Collection entries
******************************

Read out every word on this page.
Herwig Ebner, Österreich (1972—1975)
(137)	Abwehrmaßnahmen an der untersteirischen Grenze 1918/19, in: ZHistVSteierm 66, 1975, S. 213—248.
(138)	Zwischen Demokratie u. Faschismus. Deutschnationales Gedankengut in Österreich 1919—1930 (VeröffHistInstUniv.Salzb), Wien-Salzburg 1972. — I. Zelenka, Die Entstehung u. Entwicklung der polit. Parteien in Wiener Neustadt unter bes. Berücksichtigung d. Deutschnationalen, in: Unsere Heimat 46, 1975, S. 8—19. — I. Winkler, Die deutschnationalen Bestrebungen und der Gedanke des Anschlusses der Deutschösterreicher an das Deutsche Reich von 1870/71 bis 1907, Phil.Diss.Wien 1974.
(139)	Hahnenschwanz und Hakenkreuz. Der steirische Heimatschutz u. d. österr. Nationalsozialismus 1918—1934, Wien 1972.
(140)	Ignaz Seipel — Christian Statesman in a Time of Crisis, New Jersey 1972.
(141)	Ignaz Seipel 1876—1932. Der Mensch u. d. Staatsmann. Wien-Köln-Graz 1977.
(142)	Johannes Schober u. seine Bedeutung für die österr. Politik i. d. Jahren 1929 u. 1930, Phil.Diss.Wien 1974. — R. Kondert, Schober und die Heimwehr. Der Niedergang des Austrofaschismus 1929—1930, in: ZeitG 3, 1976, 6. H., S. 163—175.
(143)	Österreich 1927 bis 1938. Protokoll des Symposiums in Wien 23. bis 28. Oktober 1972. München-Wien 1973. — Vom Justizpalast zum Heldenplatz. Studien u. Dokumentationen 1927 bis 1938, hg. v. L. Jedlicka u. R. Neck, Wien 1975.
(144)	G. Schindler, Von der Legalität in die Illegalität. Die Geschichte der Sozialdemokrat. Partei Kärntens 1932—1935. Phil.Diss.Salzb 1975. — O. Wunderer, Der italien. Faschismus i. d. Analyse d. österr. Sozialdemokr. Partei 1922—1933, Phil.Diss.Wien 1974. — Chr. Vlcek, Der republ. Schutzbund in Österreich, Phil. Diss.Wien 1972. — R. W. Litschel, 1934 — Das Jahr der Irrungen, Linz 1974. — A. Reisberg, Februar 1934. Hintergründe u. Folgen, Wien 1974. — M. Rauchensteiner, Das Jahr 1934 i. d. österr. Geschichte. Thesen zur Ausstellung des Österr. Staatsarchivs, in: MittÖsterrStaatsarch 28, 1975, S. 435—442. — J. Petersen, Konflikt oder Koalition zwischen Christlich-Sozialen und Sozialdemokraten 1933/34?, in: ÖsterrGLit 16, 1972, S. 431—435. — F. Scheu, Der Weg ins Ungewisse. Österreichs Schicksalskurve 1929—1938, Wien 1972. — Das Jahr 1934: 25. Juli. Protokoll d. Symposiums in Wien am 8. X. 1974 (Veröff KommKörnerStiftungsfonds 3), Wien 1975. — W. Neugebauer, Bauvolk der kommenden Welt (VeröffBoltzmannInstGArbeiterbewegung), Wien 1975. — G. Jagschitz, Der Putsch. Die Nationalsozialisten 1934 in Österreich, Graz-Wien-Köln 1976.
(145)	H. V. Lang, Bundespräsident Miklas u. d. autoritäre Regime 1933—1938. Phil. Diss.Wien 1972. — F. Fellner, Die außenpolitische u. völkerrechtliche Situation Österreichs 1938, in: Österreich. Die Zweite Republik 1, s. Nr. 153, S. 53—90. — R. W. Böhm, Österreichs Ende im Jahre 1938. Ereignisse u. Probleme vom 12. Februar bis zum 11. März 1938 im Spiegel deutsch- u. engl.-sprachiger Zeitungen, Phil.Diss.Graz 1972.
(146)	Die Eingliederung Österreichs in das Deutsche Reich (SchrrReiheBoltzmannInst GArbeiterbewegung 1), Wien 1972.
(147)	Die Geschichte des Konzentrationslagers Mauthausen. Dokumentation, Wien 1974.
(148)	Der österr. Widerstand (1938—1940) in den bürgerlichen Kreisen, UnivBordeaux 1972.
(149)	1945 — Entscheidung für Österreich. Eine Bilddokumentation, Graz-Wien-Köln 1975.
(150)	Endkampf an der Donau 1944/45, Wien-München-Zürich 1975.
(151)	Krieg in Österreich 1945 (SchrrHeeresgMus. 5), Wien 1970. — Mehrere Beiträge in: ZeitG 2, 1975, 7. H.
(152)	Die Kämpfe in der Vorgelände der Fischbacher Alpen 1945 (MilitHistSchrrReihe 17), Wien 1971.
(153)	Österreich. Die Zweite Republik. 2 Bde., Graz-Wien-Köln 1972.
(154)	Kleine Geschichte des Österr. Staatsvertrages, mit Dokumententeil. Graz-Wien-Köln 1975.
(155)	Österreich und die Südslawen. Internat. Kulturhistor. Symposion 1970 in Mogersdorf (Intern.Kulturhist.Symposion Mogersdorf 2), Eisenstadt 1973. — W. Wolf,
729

******************************

### Request
Output every line above without altering anything.

### Response
Read out every word on this page.
Herwig Ebner, Österreich (1972—1975)
(137)	Abwehrmaßnahmen an der untersteirischen Grenze 1918/19, in: ZHistVSteierm 66, 1975, S. 213—248.
(138)	Zwischen Demokratie u. Faschismus. Deutschnationales Gedankengut in Österreich 1919—1930 (VeröffHistInstUniv.Salzb), Wien-Salzburg 1972. — I. Zelenka, Die Entstehung u. Entwicklung der polit. Parteien in Wiener Neustadt unter bes. Berücksichtigung d. Deutschnationalen, in: Unsere Heimat 46, 1975, S. 8—19. — I. Winkler, Die deutschnationalen Bestrebungen und der Gedanke des Anschlusses der Deutschösterreicher an das Deutsche Reich von 1870/71 bis 1907, Phil.Diss.Wien 1974.
(139)	Hahnenschwanz und Hakenkreuz. Der steirische Heimatschutz u. d. österr. Nationalsozialismus 1918—1934, Wien 1972.
(140)	Ignaz Seipel — Christian Statesman in a Time of Crisis, New Jersey 1972.
(141)	Ignaz Seipel 1876—1932. Der Mensch u. d. Staatsmann. Wien-Köln-Graz 1977.
(142)	Johannes Schober u. seine Bedeutung für die österr. Politik i. d. Jahren 1929 u. 1930, Phil.Diss.Wien 1974. — R. Kondert, Schober und die Heimwehr. Der Niedergang des Austrofaschismus 1929—1930, in: ZeitG 3, 1976, 6. H., S. 163—175.
(143)	Österreich 1927 bis 1938. Protokoll des Symposiums in Wien 23. bis 28. Oktober 1972. München-Wien 1973. — Vom Justizpalast zum Heldenplatz. Studien u. Dokumentationen 1927 bis 1938, hg. v. L. Jedlicka u. R. Neck, Wien 1975.
(144)	G. Schindler, Von der Legalität in die Illegalität. Die Geschichte der Sozialdemokrat. Partei Kärntens 1932—1935. Phil.Diss.Salzb 1975. — O. Wunderer, Der italien. Faschismus i. d. Analyse d. österr. Sozialdemokr. Partei 1922—1933, Phil.Diss.Wien 1974. — Chr. Vlcek, Der republ. Schutzbund in Österreich, Phil. Diss.Wien 1972. — R. W. Litschel, 1934 — Das Jahr der Irrungen, Linz 1974. — A. Reisberg, Februar 1934. Hintergründe u. Folgen, Wien 1974. — M. Rauchensteiner, Das Jahr 1934 i. d. österr. Geschichte. Thesen zur Ausstellung des Österr. Staatsarchivs, in: MittÖsterrStaatsarch 28, 1975, S. 435—442. — J. Petersen, Konflikt oder Koalition zwischen Christlich-Sozialen und Sozialdemokraten 1933/34?, in: ÖsterrGLit 16, 1972, S. 431—435. — F. Scheu, Der Weg ins Ungewisse. Österreichs Schicksalskurve 1929—1938, Wien 1972. — Das Jahr 1934: 25. Juli. Protokoll d. Symposiums in Wien am 8. X. 1974 (Veröff KommKörnerStiftungsfonds 3), Wien 1975. — W. Neugebauer, Bauvolk der kommenden Welt (VeröffBoltzmannInstGArbeiterbewegung), Wien 1975. — G. Jagschitz, Der Putsch. Die Nationalsozialisten 1934 in Österreich, Graz-Wien-Köln 1976.
(145)	H. V. Lang, Bundespräsident Miklas u. d. autoritäre Regime 1933—1938. Phil. Diss.Wien 1972. — F. Fellner, Die außenpolitische u. völkerrechtliche Situation Österreichs 1938, in: Österreich. Die Zweite Republik 1, s. Nr. 153, S. 53—90. — R. W. Böhm, Österreichs Ende im Jahre 1938. Ereignisse u. Probleme vom 12. Februar bis zum 11. März 1938 im Spiegel deutsch- u. engl.-sprachiger Zeitungen, Phil.Diss.Graz 1972.
(146)	Die Eingliederung Österreichs in das Deutsche Reich (SchrrReiheBoltzmannInst GArbeiterbewegung 1), Wien 1972.
(147)	Die Geschichte des Konzentrationslagers Mauthausen. Dokumentation, Wien 1974.
(148)	Der österr. Widerstand (1938—1940) in den bürgerlichen Kreisen, UnivBordeaux 1972.
(149)	1945 — Entscheidung für Österreich. Eine Bilddokumentation, Graz-Wien-Köln 1975.
(150)	Endkampf an der Donau 1944/45, Wien-München-Zürich 1975.
(151)	Krieg in Österreich 1945 (SchrrHeeresgMus. 5), Wien 1970. — Mehrere Beiträge in: ZeitG 2, 1975, 7. H.
(152)	Die Kämpfe in der Vorgelände der Fischbacher Alpen 1945 (MilitHistSchrrReihe 17), Wien 1971.
(153)	Österreich. Die Zweite Republik. 2 Bde., Graz-Wien-Köln 1972.
(154)	Kleine Geschichte des Österr. Staatsvertrages, mit Dokumententeil. Graz-Wien-Köln 1975.
(155)	Österreich und die Südslawen. Internat. Kulturhistor. Symposion 1970 in Mogersdorf (Intern.Kulturhist.Symposion Mogersdorf 2), Eisenstadt 1973. — W. Wolf,
729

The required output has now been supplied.